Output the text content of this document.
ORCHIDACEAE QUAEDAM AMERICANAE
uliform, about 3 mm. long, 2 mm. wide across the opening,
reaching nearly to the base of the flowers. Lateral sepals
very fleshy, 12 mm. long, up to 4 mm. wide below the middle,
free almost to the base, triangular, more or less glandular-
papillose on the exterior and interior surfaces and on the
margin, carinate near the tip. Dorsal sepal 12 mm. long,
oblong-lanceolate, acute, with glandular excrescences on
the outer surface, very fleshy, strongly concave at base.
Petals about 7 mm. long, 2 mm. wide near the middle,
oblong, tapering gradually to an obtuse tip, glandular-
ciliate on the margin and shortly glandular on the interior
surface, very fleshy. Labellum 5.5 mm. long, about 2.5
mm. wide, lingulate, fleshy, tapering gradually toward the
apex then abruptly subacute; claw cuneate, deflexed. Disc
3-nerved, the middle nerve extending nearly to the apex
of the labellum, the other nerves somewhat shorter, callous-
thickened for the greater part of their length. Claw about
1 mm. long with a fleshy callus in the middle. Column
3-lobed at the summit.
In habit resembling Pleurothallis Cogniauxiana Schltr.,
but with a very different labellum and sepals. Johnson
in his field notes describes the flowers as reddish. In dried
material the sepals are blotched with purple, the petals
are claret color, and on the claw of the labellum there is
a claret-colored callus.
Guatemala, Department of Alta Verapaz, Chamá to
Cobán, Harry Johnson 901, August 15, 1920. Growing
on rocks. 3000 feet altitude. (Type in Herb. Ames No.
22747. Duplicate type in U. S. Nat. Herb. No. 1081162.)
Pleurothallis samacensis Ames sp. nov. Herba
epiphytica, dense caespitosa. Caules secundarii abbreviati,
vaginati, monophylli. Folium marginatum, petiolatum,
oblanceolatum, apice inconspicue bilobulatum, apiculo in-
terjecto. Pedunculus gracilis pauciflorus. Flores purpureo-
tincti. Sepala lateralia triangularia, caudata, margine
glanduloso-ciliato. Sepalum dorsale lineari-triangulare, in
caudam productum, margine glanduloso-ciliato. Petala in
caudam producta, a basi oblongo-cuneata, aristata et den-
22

________________________

§ **Directive**
Write out the full listing, keeping every line exactly as it is.

§ **Result for this task**
Output the text content of this document.
ORCHIDACEAE QUAEDAM AMERICANAE
uliform, about 3 mm. long, 2 mm. wide across the opening,
reaching nearly to the base of the flowers. Lateral sepals
very fleshy, 12 mm. long, up to 4 mm. wide below the middle,
free almost to the base, triangular, more or less glandular-
papillose on the exterior and interior surfaces and on the
margin, carinate near the tip. Dorsal sepal 12 mm. long,
oblong-lanceolate, acute, with glandular excrescences on
the outer surface, very fleshy, strongly concave at base.
Petals about 7 mm. long, 2 mm. wide near the middle,
oblong, tapering gradually to an obtuse tip, glandular-
ciliate on the margin and shortly glandular on the interior
surface, very fleshy. Labellum 5.5 mm. long, about 2.5
mm. wide, lingulate, fleshy, tapering gradually toward the
apex then abruptly subacute; claw cuneate, deflexed. Disc
3-nerved, the middle nerve extending nearly to the apex
of the labellum, the other nerves somewhat shorter, callous-
thickened for the greater part of their length. Claw about
1 mm. long with a fleshy callus in the middle. Column
3-lobed at the summit.
In habit resembling Pleurothallis Cogniauxiana Schltr.,
but with a very different labellum and sepals. Johnson
in his field notes describes the flowers as reddish. In dried
material the sepals are blotched with purple, the petals
are claret color, and on the claw of the labellum there is
a claret-colored callus.
Guatemala, Department of Alta Verapaz, Chamá to
Cobán, Harry Johnson 901, August 15, 1920. Growing
on rocks. 3000 feet altitude. (Type in Herb. Ames No.
22747. Duplicate type in U. S. Nat. Herb. No. 1081162.)
Pleurothallis samacensis Ames sp. nov. Herba
epiphytica, dense caespitosa. Caules secundarii abbreviati,
vaginati, monophylli. Folium marginatum, petiolatum,
oblanceolatum, apice inconspicue bilobulatum, apiculo in-
terjecto. Pedunculus gracilis pauciflorus. Flores purpureo-
tincti. Sepala lateralia triangularia, caudata, margine
glanduloso-ciliato. Sepalum dorsale lineari-triangulare, in
caudam productum, margine glanduloso-ciliato. Petala in
caudam producta, a basi oblongo-cuneata, aristata et den-
22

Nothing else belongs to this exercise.